— Problem —
Repeat the records below exactly, leaving out any pictures.

— Supplied material —
⟨

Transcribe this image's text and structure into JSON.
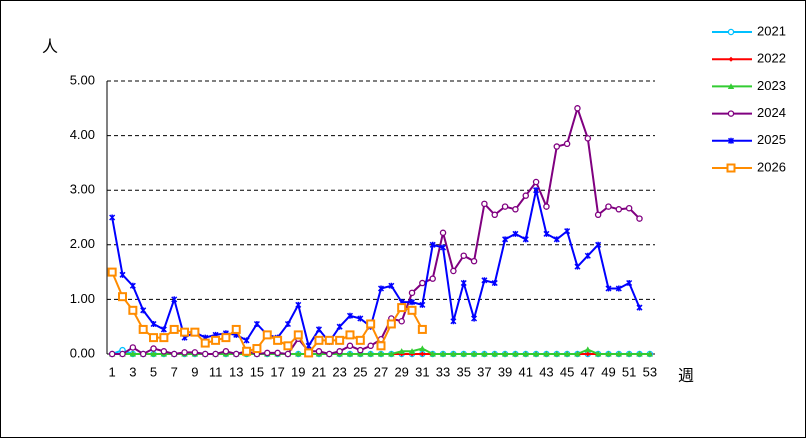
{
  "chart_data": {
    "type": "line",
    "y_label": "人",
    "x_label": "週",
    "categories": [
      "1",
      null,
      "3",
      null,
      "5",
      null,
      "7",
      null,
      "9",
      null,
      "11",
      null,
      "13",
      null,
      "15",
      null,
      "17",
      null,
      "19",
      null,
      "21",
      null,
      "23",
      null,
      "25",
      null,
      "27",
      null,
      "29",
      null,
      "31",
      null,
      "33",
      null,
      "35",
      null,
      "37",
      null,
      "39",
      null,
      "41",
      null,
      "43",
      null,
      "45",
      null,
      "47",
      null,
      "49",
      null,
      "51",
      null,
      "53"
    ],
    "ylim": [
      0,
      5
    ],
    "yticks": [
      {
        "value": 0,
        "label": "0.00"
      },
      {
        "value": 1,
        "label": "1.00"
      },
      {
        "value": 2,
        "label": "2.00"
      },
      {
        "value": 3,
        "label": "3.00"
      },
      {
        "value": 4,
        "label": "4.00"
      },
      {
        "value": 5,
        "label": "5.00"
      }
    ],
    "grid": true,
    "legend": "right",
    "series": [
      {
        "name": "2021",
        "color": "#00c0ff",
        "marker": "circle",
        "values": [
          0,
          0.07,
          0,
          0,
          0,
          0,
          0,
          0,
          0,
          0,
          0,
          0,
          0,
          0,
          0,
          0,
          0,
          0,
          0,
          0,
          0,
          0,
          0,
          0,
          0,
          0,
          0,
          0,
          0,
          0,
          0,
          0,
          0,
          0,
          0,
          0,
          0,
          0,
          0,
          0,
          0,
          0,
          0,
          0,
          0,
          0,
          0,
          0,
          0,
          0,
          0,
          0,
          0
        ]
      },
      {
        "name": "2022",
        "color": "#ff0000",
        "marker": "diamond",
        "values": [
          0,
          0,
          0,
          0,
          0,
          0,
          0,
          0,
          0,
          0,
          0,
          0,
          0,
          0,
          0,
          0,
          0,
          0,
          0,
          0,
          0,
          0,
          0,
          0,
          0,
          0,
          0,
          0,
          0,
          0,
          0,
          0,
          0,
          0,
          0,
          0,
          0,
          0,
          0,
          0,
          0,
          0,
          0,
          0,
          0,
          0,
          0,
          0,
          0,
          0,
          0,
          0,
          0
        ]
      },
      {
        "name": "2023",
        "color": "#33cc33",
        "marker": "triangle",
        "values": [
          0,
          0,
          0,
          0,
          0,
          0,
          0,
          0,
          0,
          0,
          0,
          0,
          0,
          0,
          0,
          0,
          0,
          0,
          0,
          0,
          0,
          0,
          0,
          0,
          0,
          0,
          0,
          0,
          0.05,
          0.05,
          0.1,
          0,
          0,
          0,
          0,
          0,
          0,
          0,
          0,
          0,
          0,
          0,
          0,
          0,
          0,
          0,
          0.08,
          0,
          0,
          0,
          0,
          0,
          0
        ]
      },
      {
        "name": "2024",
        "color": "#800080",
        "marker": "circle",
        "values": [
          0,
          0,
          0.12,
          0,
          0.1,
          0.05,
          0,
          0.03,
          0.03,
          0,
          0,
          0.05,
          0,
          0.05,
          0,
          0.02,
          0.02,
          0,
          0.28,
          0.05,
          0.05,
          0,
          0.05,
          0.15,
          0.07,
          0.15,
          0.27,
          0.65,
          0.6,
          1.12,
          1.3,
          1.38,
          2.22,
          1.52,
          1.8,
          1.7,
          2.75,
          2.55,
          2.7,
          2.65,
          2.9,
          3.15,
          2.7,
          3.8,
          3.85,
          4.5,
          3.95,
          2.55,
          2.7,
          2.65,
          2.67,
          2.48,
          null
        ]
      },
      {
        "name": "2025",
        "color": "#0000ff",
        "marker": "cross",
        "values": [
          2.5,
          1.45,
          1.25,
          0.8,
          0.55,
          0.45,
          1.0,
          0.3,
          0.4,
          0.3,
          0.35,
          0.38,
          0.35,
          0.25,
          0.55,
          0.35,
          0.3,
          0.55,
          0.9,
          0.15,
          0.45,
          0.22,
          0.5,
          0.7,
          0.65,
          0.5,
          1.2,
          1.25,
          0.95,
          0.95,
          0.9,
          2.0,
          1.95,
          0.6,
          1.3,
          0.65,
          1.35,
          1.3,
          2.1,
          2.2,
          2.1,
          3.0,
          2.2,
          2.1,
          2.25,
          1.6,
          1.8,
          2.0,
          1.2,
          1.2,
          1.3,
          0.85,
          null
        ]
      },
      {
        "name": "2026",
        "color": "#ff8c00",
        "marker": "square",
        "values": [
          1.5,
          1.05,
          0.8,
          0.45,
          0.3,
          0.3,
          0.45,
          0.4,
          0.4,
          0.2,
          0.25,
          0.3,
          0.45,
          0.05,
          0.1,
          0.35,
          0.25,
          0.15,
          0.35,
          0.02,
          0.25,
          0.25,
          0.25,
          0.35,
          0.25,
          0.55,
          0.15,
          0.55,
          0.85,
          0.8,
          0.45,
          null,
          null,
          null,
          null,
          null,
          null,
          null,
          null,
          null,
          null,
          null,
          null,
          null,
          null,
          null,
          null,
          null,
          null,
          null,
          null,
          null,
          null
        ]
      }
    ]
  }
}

⟩

— Correct result —
Transcribe this image's text and structure into JSON.
{
  "chart_data": {
    "type": "line",
    "y_label": "人",
    "x_label": "週",
    "categories": [
      "1",
      null,
      "3",
      null,
      "5",
      null,
      "7",
      null,
      "9",
      null,
      "11",
      null,
      "13",
      null,
      "15",
      null,
      "17",
      null,
      "19",
      null,
      "21",
      null,
      "23",
      null,
      "25",
      null,
      "27",
      null,
      "29",
      null,
      "31",
      null,
      "33",
      null,
      "35",
      null,
      "37",
      null,
      "39",
      null,
      "41",
      null,
      "43",
      null,
      "45",
      null,
      "47",
      null,
      "49",
      null,
      "51",
      null,
      "53"
    ],
    "ylim": [
      0,
      5
    ],
    "yticks": [
      {
        "value": 0,
        "label": "0.00"
      },
      {
        "value": 1,
        "label": "1.00"
      },
      {
        "value": 2,
        "label": "2.00"
      },
      {
        "value": 3,
        "label": "3.00"
      },
      {
        "value": 4,
        "label": "4.00"
      },
      {
        "value": 5,
        "label": "5.00"
      }
    ],
    "grid": true,
    "legend": "right",
    "series": [
      {
        "name": "2021",
        "color": "#00c0ff",
        "marker": "circle",
        "values": [
          0,
          0.07,
          0,
          0,
          0,
          0,
          0,
          0,
          0,
          0,
          0,
          0,
          0,
          0,
          0,
          0,
          0,
          0,
          0,
          0,
          0,
          0,
          0,
          0,
          0,
          0,
          0,
          0,
          0,
          0,
          0,
          0,
          0,
          0,
          0,
          0,
          0,
          0,
          0,
          0,
          0,
          0,
          0,
          0,
          0,
          0,
          0,
          0,
          0,
          0,
          0,
          0,
          0
        ]
      },
      {
        "name": "2022",
        "color": "#ff0000",
        "marker": "diamond",
        "values": [
          0,
          0,
          0,
          0,
          0,
          0,
          0,
          0,
          0,
          0,
          0,
          0,
          0,
          0,
          0,
          0,
          0,
          0,
          0,
          0,
          0,
          0,
          0,
          0,
          0,
          0,
          0,
          0,
          0,
          0,
          0,
          0,
          0,
          0,
          0,
          0,
          0,
          0,
          0,
          0,
          0,
          0,
          0,
          0,
          0,
          0,
          0,
          0,
          0,
          0,
          0,
          0,
          0
        ]
      },
      {
        "name": "2023",
        "color": "#33cc33",
        "marker": "triangle",
        "values": [
          0,
          0,
          0,
          0,
          0,
          0,
          0,
          0,
          0,
          0,
          0,
          0,
          0,
          0,
          0,
          0,
          0,
          0,
          0,
          0,
          0,
          0,
          0,
          0,
          0,
          0,
          0,
          0,
          0.05,
          0.05,
          0.1,
          0,
          0,
          0,
          0,
          0,
          0,
          0,
          0,
          0,
          0,
          0,
          0,
          0,
          0,
          0,
          0.08,
          0,
          0,
          0,
          0,
          0,
          0
        ]
      },
      {
        "name": "2024",
        "color": "#800080",
        "marker": "circle",
        "values": [
          0,
          0,
          0.12,
          0,
          0.1,
          0.05,
          0,
          0.03,
          0.03,
          0,
          0,
          0.05,
          0,
          0.05,
          0,
          0.02,
          0.02,
          0,
          0.28,
          0.05,
          0.05,
          0,
          0.05,
          0.15,
          0.07,
          0.15,
          0.27,
          0.65,
          0.6,
          1.12,
          1.3,
          1.38,
          2.22,
          1.52,
          1.8,
          1.7,
          2.75,
          2.55,
          2.7,
          2.65,
          2.9,
          3.15,
          2.7,
          3.8,
          3.85,
          4.5,
          3.95,
          2.55,
          2.7,
          2.65,
          2.67,
          2.48,
          null
        ]
      },
      {
        "name": "2025",
        "color": "#0000ff",
        "marker": "cross",
        "values": [
          2.5,
          1.45,
          1.25,
          0.8,
          0.55,
          0.45,
          1.0,
          0.3,
          0.4,
          0.3,
          0.35,
          0.38,
          0.35,
          0.25,
          0.55,
          0.35,
          0.3,
          0.55,
          0.9,
          0.15,
          0.45,
          0.22,
          0.5,
          0.7,
          0.65,
          0.5,
          1.2,
          1.25,
          0.95,
          0.95,
          0.9,
          2.0,
          1.95,
          0.6,
          1.3,
          0.65,
          1.35,
          1.3,
          2.1,
          2.2,
          2.1,
          3.0,
          2.2,
          2.1,
          2.25,
          1.6,
          1.8,
          2.0,
          1.2,
          1.2,
          1.3,
          0.85,
          null
        ]
      },
      {
        "name": "2026",
        "color": "#ff8c00",
        "marker": "square",
        "values": [
          1.5,
          1.05,
          0.8,
          0.45,
          0.3,
          0.3,
          0.45,
          0.4,
          0.4,
          0.2,
          0.25,
          0.3,
          0.45,
          0.05,
          0.1,
          0.35,
          0.25,
          0.15,
          0.35,
          0.02,
          0.25,
          0.25,
          0.25,
          0.35,
          0.25,
          0.55,
          0.15,
          0.55,
          0.85,
          0.8,
          0.45,
          null,
          null,
          null,
          null,
          null,
          null,
          null,
          null,
          null,
          null,
          null,
          null,
          null,
          null,
          null,
          null,
          null,
          null,
          null,
          null,
          null,
          null
        ]
      }
    ]
  }
}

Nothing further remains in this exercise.